Stored data
_ _ _ _ _
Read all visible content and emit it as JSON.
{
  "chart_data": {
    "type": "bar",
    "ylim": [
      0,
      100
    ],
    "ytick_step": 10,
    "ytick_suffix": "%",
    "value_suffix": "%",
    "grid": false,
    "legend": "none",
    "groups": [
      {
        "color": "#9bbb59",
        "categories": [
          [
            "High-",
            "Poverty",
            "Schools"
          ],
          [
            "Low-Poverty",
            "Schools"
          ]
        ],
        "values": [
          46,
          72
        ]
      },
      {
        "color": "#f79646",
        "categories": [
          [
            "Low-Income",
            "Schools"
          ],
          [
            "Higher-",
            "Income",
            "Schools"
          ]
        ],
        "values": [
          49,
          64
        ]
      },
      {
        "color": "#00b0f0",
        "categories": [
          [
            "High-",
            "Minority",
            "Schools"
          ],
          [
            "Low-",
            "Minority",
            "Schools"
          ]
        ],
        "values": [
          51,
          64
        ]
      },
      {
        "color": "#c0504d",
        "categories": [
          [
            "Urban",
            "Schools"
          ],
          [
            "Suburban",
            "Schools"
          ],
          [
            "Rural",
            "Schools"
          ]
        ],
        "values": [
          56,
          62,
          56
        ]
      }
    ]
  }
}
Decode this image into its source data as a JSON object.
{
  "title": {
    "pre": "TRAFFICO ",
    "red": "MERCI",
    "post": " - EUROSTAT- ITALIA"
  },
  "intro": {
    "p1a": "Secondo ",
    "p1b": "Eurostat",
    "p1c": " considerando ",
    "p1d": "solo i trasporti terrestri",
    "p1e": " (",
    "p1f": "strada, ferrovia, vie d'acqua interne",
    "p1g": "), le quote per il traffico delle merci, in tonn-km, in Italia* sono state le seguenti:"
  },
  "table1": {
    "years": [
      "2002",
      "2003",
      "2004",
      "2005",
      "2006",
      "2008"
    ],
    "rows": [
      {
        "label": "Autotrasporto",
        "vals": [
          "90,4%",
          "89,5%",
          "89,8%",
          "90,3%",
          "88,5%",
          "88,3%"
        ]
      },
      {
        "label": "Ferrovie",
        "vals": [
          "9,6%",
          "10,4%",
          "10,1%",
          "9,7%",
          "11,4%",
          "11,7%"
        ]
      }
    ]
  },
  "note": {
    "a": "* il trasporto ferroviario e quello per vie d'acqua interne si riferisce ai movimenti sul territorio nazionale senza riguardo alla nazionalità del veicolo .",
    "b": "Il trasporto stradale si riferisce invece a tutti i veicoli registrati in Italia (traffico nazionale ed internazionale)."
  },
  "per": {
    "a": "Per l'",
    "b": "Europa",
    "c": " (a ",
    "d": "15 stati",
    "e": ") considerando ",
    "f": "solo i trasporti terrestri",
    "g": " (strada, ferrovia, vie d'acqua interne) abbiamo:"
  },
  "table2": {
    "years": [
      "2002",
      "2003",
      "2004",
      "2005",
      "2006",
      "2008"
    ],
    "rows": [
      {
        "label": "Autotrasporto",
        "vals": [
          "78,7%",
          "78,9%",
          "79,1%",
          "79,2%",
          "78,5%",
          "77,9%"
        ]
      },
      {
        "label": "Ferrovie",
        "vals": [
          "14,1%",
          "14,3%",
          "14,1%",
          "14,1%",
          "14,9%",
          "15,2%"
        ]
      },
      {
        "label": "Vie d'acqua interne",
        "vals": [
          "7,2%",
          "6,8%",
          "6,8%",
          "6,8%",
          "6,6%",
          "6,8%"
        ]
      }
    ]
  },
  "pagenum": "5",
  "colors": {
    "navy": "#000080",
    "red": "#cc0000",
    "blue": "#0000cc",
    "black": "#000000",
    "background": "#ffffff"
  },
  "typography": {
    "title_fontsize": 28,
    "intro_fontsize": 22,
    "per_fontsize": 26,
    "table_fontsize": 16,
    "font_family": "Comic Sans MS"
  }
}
_ _ _ _ _
**Problem**
Using the listing, say how many lines include the word "JSON", and add nothing else.

**Full answer**
2